** start of DATA FOR THE TASK **
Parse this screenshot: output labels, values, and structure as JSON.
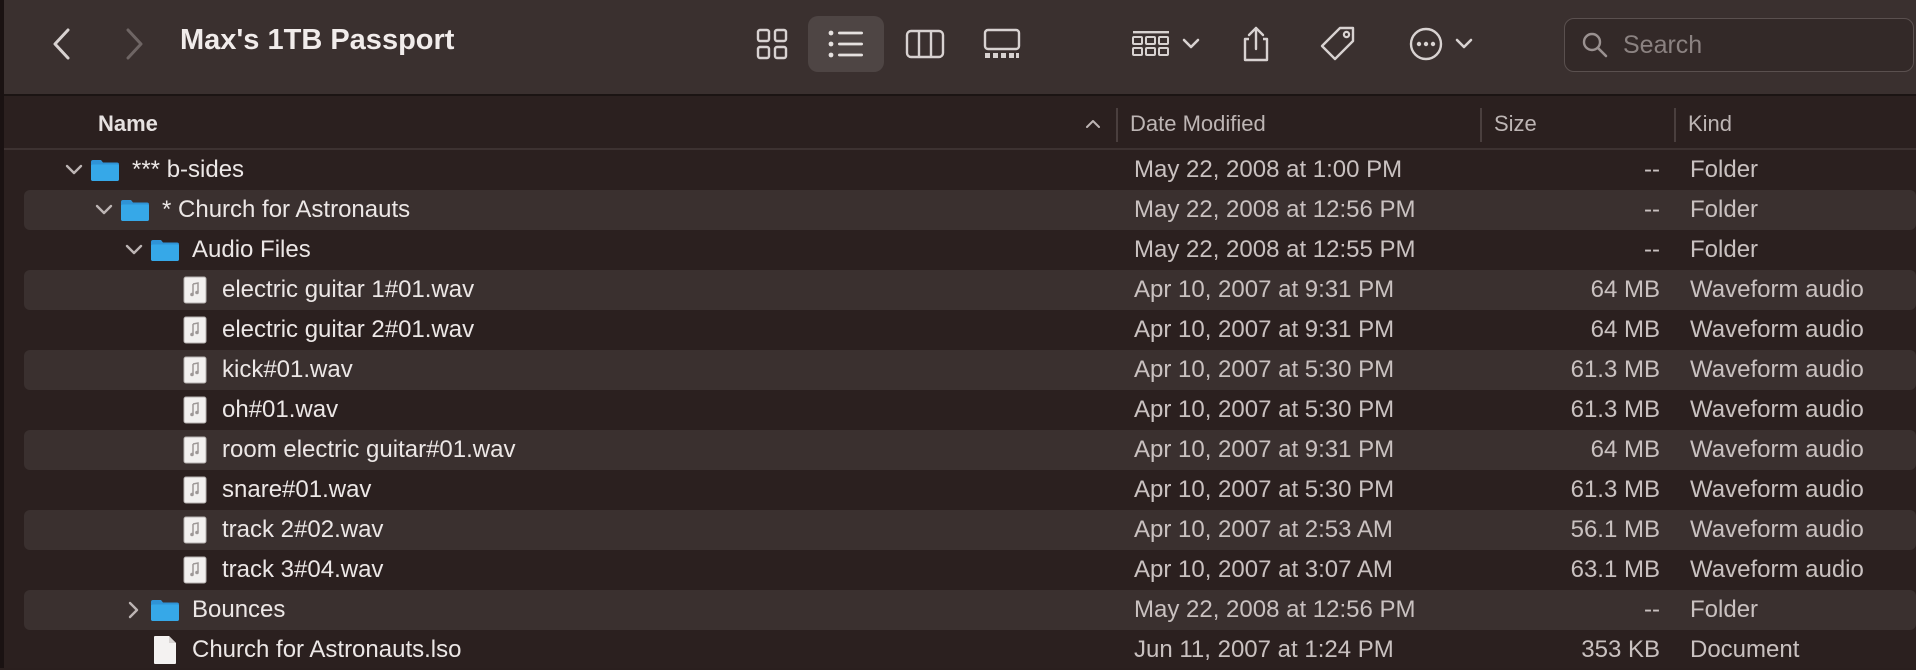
{
  "window": {
    "title": "Max's 1TB Passport"
  },
  "toolbar": {
    "back_icon": "chevron-left-icon",
    "forward_icon": "chevron-right-icon",
    "views": [
      "icon-view-icon",
      "list-view-icon",
      "column-view-icon",
      "gallery-view-icon"
    ],
    "active_view": "list",
    "search_placeholder": "Search"
  },
  "columns": {
    "name": "Name",
    "date": "Date Modified",
    "size": "Size",
    "kind": "Kind",
    "sort_indicator": "^"
  },
  "rows": [
    {
      "name": "*** b-sides",
      "date": "May 22, 2008 at 1:00 PM",
      "size": "--",
      "kind": "Folder",
      "type": "folder",
      "depth": 0,
      "expanded": true
    },
    {
      "name": "* Church for Astronauts",
      "date": "May 22, 2008 at 12:56 PM",
      "size": "--",
      "kind": "Folder",
      "type": "folder",
      "depth": 1,
      "expanded": true
    },
    {
      "name": "Audio Files",
      "date": "May 22, 2008 at 12:55 PM",
      "size": "--",
      "kind": "Folder",
      "type": "folder",
      "depth": 2,
      "expanded": true
    },
    {
      "name": "electric guitar 1#01.wav",
      "date": "Apr 10, 2007 at 9:31 PM",
      "size": "64 MB",
      "kind": "Waveform audio",
      "type": "audio",
      "depth": 3
    },
    {
      "name": "electric guitar 2#01.wav",
      "date": "Apr 10, 2007 at 9:31 PM",
      "size": "64 MB",
      "kind": "Waveform audio",
      "type": "audio",
      "depth": 3
    },
    {
      "name": "kick#01.wav",
      "date": "Apr 10, 2007 at 5:30 PM",
      "size": "61.3 MB",
      "kind": "Waveform audio",
      "type": "audio",
      "depth": 3
    },
    {
      "name": "oh#01.wav",
      "date": "Apr 10, 2007 at 5:30 PM",
      "size": "61.3 MB",
      "kind": "Waveform audio",
      "type": "audio",
      "depth": 3
    },
    {
      "name": "room electric guitar#01.wav",
      "date": "Apr 10, 2007 at 9:31 PM",
      "size": "64 MB",
      "kind": "Waveform audio",
      "type": "audio",
      "depth": 3
    },
    {
      "name": "snare#01.wav",
      "date": "Apr 10, 2007 at 5:30 PM",
      "size": "61.3 MB",
      "kind": "Waveform audio",
      "type": "audio",
      "depth": 3
    },
    {
      "name": "track 2#02.wav",
      "date": "Apr 10, 2007 at 2:53 AM",
      "size": "56.1 MB",
      "kind": "Waveform audio",
      "type": "audio",
      "depth": 3
    },
    {
      "name": "track 3#04.wav",
      "date": "Apr 10, 2007 at 3:07 AM",
      "size": "63.1 MB",
      "kind": "Waveform audio",
      "type": "audio",
      "depth": 3
    },
    {
      "name": "Bounces",
      "date": "May 22, 2008 at 12:56 PM",
      "size": "--",
      "kind": "Folder",
      "type": "folder",
      "depth": 2,
      "expanded": false
    },
    {
      "name": "Church for Astronauts.lso",
      "date": "Jun 11, 2007 at 1:24 PM",
      "size": "353 KB",
      "kind": "Document",
      "type": "document",
      "depth": 2
    }
  ],
  "colors": {
    "folder": "#36a8e8",
    "row_alt": "#3a302f",
    "background": "#2b201f"
  }
}
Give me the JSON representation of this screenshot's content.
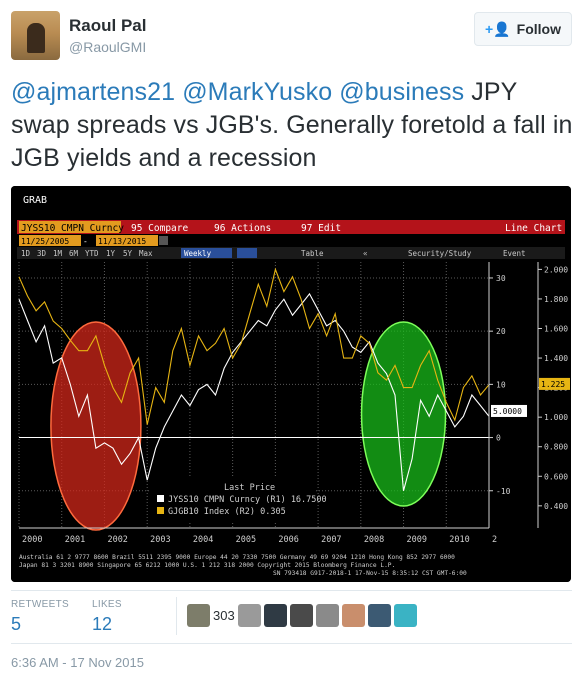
{
  "tweet": {
    "author_name": "Raoul Pal",
    "author_handle": "@RaoulGMI",
    "follow_label": "Follow",
    "mentions": [
      "@ajmartens21",
      "@MarkYusko",
      "@business"
    ],
    "body_text": "JPY swap spreads vs JGB's. Generally foretold a fall in JGB yields and a recession",
    "stats": {
      "retweets_label": "RETWEETS",
      "retweets_count": "5",
      "likes_label": "LIKES",
      "likes_count": "12"
    },
    "likers_extra": "303",
    "timestamp": "6:36 AM - 17 Nov 2015"
  },
  "terminal": {
    "header": "GRAB",
    "ticker_field": "JYSS10 CMPN Curncy",
    "menu": [
      "95 Compare",
      "96 Actions",
      "97 Edit"
    ],
    "chart_type_label": "Line Chart",
    "date_from": "11/25/2005",
    "date_to": "11/13/2015",
    "periods": [
      "1D",
      "3D",
      "1M",
      "6M",
      "YTD",
      "1Y",
      "5Y",
      "Max"
    ],
    "frequency": "Weekly",
    "toolbar_items": [
      "Table",
      "Security/Study",
      "Event"
    ],
    "legend": {
      "title": "Last Price",
      "series1": "JYSS10 CMPN Curncy (R1) 16.7500",
      "series2": "GJGB10 Index (R2)         0.305"
    },
    "footer_line1": "Australia 61 2 9777 8600 Brazil 5511 2395 9000 Europe 44 20 7330 7500 Germany 49 69 9204 1210 Hong Kong 852 2977 6000",
    "footer_line2": "Japan 81 3 3201 8900        Singapore 65 6212 1000        U.S. 1 212 318 2000        Copyright 2015 Bloomberg Finance L.P.",
    "footer_line3": "SN 793418 G917-2018-1 17-Nov-15  8:35:12 CST  GMT-6:00",
    "colors": {
      "series1": "#ffffff",
      "series2": "#e7b513",
      "recession_red": "#d9281a",
      "highlight_green": "#19c21a"
    }
  },
  "chart_data": {
    "type": "line",
    "x_ticks": [
      "2000",
      "2001",
      "2002",
      "2003",
      "2004",
      "2005",
      "2006",
      "2007",
      "2008",
      "2009",
      "2010",
      "2"
    ],
    "y_left_ticks": [
      "30",
      "20",
      "10",
      "0",
      "-10"
    ],
    "y_right_ticks": [
      "2.000",
      "1.800",
      "1.600",
      "1.400",
      "1.200",
      "1.000",
      "0.800",
      "0.600",
      "0.400"
    ],
    "ylim_left": [
      -17,
      33
    ],
    "ylim_right": [
      0.25,
      2.05
    ],
    "last_value_labels": [
      "1.225",
      "5.0000"
    ],
    "series": [
      {
        "name": "JYSS10 CMPN Curncy",
        "axis": "left",
        "color": "#ffffff",
        "x": [
          2000.0,
          2000.2,
          2000.4,
          2000.6,
          2000.8,
          2001.0,
          2001.2,
          2001.4,
          2001.6,
          2001.8,
          2002.0,
          2002.2,
          2002.4,
          2002.6,
          2002.8,
          2003.0,
          2003.2,
          2003.4,
          2003.6,
          2003.8,
          2004.0,
          2004.2,
          2004.4,
          2004.6,
          2004.8,
          2005.0,
          2005.2,
          2005.4,
          2005.6,
          2005.8,
          2006.0,
          2006.2,
          2006.4,
          2006.6,
          2006.8,
          2007.0,
          2007.2,
          2007.4,
          2007.6,
          2007.8,
          2008.0,
          2008.2,
          2008.4,
          2008.6,
          2008.8,
          2009.0,
          2009.2,
          2009.4,
          2009.6,
          2009.8,
          2010.0,
          2010.2,
          2010.4,
          2010.6,
          2010.8,
          2011.0
        ],
        "values": [
          26,
          22,
          18,
          21,
          14,
          15,
          10,
          4,
          8,
          -2,
          -1,
          -2,
          -5,
          -3,
          0,
          -8,
          -2,
          2,
          5,
          8,
          6,
          9,
          10,
          8,
          13,
          16,
          18,
          20,
          22,
          21,
          24,
          26,
          23,
          25,
          27,
          24,
          21,
          22,
          20,
          17,
          16,
          18,
          14,
          12,
          8,
          -10,
          -4,
          7,
          4,
          8,
          5,
          2,
          4,
          8,
          6,
          4
        ]
      },
      {
        "name": "GJGB10 Index",
        "axis": "right",
        "color": "#e7b513",
        "x": [
          2000.0,
          2000.2,
          2000.4,
          2000.6,
          2000.8,
          2001.0,
          2001.2,
          2001.4,
          2001.6,
          2001.8,
          2002.0,
          2002.2,
          2002.4,
          2002.6,
          2002.8,
          2003.0,
          2003.2,
          2003.4,
          2003.6,
          2003.8,
          2004.0,
          2004.2,
          2004.4,
          2004.6,
          2004.8,
          2005.0,
          2005.2,
          2005.4,
          2005.6,
          2005.8,
          2006.0,
          2006.2,
          2006.4,
          2006.6,
          2006.8,
          2007.0,
          2007.2,
          2007.4,
          2007.6,
          2007.8,
          2008.0,
          2008.2,
          2008.4,
          2008.6,
          2008.8,
          2009.0,
          2009.2,
          2009.4,
          2009.6,
          2009.8,
          2010.0,
          2010.2,
          2010.4,
          2010.6,
          2010.8,
          2011.0
        ],
        "values": [
          1.95,
          1.82,
          1.72,
          1.78,
          1.65,
          1.6,
          1.52,
          1.45,
          1.45,
          1.55,
          1.35,
          1.2,
          1.1,
          1.3,
          1.4,
          0.95,
          1.2,
          1.1,
          1.45,
          1.6,
          1.35,
          1.55,
          1.45,
          1.5,
          1.6,
          1.4,
          1.5,
          1.7,
          1.9,
          1.75,
          2.0,
          1.85,
          1.95,
          1.8,
          1.6,
          1.7,
          1.55,
          1.7,
          1.4,
          1.4,
          1.55,
          1.5,
          1.3,
          1.25,
          1.35,
          1.2,
          1.2,
          1.35,
          1.45,
          1.25,
          1.1,
          0.98,
          1.2,
          1.28,
          1.15,
          1.22
        ]
      }
    ]
  }
}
** end of DATA FOR THE TASK **
WHAT YOU SHOULD DO:
Go through the data above and find the lines with the word "guitar". Copy each of those lines.

RIGHT ANSWER:
      "name": "electric guitar 1#01.wav",
      "name": "electric guitar 2#01.wav",
      "name": "room electric guitar#01.wav",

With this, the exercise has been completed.